(A run of records)
###
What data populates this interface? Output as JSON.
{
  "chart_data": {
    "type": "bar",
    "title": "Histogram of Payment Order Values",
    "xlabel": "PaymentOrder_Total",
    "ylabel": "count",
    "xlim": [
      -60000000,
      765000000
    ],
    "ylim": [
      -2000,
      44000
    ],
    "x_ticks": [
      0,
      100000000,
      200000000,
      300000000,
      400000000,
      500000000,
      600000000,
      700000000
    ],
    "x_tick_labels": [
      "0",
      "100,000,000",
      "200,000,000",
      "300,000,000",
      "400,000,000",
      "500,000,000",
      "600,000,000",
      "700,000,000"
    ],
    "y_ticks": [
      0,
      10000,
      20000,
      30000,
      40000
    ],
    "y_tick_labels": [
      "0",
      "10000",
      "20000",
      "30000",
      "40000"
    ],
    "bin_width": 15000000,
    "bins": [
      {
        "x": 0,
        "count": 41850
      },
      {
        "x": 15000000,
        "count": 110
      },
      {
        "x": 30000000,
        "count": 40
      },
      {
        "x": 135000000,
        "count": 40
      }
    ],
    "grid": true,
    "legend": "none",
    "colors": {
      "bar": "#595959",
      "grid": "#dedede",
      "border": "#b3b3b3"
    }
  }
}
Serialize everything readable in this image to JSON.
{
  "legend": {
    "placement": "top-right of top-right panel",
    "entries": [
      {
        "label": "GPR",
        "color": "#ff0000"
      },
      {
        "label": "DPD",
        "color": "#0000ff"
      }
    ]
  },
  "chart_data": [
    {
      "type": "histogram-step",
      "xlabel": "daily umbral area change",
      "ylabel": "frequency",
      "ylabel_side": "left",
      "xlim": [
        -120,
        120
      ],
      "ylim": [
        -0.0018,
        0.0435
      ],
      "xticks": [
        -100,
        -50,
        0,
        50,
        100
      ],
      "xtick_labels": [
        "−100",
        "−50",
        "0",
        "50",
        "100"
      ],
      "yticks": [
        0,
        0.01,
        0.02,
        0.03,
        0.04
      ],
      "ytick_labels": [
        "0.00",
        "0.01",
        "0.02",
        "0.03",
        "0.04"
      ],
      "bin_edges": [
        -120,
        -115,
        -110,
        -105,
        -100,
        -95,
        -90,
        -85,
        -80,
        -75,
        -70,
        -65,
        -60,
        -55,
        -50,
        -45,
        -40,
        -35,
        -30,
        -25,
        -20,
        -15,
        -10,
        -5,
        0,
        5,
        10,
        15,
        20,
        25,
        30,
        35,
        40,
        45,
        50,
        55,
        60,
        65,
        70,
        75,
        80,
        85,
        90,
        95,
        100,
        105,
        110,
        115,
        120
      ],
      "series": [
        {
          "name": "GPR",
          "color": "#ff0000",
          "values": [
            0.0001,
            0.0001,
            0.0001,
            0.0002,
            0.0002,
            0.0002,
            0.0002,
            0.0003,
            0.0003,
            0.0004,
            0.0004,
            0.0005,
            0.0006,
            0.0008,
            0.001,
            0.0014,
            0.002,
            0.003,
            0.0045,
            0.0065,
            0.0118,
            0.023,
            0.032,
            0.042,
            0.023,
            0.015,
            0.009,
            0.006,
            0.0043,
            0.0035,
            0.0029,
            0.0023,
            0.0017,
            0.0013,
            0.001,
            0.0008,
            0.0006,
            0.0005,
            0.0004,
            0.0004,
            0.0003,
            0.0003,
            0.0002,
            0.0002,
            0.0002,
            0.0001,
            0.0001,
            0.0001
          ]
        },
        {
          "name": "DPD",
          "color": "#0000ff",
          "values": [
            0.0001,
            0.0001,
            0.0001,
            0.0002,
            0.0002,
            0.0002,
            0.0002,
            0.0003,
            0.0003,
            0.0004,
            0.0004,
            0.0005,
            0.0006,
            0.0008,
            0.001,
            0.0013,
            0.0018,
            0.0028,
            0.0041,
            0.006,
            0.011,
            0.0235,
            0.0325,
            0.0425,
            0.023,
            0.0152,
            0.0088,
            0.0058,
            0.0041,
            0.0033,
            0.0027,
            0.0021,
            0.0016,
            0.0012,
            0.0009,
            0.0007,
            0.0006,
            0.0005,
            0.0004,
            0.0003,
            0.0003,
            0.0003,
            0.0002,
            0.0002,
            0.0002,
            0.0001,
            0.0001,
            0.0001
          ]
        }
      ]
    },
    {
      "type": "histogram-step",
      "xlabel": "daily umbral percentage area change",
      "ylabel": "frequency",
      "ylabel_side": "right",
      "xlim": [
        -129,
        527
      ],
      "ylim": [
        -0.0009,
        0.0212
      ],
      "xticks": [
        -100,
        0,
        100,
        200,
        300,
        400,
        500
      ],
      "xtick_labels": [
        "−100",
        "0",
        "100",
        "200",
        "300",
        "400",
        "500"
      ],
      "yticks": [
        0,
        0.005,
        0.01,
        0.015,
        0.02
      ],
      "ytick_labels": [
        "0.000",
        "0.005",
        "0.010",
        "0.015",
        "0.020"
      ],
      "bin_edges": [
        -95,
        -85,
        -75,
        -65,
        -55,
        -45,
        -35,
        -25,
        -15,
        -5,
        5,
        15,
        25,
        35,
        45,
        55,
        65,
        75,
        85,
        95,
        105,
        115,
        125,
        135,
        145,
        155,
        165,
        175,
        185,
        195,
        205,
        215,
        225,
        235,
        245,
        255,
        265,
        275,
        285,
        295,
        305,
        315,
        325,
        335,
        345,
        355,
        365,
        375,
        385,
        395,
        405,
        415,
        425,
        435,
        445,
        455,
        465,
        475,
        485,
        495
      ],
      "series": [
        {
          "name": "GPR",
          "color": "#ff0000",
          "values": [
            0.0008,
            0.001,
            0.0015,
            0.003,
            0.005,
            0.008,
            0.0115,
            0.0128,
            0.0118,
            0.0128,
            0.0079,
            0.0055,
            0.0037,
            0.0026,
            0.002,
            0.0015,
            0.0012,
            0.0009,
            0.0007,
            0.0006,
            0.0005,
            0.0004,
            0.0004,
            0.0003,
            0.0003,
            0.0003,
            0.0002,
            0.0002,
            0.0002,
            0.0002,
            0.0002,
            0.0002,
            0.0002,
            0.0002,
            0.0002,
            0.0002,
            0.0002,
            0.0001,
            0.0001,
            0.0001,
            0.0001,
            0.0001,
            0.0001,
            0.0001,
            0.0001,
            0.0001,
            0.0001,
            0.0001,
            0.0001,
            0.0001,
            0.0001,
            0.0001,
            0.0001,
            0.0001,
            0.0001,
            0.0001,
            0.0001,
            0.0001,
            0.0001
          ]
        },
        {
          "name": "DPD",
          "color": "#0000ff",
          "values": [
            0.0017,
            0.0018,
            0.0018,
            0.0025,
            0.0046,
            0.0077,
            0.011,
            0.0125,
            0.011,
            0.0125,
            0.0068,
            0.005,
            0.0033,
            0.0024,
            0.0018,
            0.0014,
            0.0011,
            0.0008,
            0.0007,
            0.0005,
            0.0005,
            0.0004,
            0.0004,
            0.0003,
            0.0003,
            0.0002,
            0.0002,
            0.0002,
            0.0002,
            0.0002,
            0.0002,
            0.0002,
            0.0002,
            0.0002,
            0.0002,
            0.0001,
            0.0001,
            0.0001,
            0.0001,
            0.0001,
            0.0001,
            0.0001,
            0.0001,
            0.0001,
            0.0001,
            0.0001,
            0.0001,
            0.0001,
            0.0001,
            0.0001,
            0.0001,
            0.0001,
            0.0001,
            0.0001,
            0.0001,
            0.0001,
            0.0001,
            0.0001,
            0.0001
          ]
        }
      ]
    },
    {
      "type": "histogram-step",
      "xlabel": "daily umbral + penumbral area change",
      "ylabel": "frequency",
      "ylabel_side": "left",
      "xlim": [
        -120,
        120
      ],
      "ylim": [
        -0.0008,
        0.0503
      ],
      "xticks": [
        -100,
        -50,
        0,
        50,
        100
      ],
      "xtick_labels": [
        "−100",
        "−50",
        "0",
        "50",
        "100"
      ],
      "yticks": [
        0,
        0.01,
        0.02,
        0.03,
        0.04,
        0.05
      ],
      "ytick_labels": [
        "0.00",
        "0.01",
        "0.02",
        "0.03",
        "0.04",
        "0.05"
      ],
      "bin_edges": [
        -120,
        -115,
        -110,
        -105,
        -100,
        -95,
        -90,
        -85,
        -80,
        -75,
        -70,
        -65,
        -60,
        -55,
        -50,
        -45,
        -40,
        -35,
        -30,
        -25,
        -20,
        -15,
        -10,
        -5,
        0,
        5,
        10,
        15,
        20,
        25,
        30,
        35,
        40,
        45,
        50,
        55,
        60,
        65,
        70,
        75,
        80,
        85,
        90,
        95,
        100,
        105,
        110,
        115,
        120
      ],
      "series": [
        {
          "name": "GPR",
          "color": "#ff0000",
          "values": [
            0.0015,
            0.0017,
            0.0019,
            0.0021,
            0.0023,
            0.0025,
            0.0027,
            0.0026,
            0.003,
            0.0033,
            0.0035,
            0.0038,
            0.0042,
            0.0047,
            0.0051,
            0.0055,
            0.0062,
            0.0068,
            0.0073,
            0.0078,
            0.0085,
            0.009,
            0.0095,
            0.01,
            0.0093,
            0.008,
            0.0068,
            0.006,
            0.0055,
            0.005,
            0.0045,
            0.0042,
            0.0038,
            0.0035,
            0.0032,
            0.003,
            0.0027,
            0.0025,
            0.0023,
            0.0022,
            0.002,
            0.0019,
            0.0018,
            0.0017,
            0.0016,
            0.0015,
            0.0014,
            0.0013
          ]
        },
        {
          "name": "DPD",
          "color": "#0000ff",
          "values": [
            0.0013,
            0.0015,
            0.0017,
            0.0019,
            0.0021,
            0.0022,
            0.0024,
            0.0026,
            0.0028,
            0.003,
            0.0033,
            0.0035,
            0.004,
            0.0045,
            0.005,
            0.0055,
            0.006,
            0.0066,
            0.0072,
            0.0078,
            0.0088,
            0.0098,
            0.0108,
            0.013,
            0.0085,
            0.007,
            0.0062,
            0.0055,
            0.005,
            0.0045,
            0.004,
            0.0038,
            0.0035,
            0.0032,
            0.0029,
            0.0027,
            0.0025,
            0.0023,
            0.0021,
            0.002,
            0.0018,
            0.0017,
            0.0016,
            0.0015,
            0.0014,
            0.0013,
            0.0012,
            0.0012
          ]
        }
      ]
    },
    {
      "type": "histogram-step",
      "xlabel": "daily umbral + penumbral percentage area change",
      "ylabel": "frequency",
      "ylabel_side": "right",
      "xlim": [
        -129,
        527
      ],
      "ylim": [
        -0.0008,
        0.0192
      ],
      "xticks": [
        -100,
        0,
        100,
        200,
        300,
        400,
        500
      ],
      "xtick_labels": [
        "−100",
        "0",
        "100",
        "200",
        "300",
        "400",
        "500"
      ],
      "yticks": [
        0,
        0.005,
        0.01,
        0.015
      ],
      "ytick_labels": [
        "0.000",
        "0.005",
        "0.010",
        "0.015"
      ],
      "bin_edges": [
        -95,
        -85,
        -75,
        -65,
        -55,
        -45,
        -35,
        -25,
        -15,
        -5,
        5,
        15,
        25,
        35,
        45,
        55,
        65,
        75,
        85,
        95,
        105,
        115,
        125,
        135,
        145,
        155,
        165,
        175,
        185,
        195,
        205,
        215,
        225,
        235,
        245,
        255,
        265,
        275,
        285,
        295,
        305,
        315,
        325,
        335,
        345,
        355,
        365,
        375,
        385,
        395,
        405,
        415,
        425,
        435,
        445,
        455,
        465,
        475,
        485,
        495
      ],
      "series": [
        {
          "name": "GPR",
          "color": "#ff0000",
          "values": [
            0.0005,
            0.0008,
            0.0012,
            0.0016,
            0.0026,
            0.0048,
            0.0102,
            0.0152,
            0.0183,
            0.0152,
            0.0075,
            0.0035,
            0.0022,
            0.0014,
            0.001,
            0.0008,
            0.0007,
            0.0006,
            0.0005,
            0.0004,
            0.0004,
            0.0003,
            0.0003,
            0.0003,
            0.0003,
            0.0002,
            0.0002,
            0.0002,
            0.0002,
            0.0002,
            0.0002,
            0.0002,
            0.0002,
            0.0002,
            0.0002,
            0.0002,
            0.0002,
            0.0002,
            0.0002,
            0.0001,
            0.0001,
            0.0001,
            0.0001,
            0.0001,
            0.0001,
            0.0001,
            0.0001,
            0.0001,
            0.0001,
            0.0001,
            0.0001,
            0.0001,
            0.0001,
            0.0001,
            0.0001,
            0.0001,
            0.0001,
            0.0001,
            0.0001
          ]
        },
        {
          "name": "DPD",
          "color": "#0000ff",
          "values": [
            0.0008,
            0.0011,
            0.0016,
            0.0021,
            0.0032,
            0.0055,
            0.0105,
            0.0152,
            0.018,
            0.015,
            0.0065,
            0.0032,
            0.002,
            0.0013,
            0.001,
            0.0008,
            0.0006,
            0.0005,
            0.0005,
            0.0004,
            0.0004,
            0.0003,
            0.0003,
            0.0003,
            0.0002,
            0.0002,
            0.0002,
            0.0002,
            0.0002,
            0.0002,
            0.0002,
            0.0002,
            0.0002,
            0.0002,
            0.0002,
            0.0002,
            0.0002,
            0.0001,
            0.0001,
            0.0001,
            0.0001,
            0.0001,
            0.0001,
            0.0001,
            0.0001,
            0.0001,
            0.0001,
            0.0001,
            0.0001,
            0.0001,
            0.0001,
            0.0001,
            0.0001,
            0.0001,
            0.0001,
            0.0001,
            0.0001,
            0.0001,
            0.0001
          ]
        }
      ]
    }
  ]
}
###
> **EXERCISE DIRECTIONS**
Read the entries and select each line where the word "daily" is found.

> **RESPONSE TO THIS EXERCISE**
      "xlabel": "daily umbral area change",
      "xlabel": "daily umbral percentage area change",
      "xlabel": "daily umbral + penumbral area change",
      "xlabel": "daily umbral + penumbral percentage area change",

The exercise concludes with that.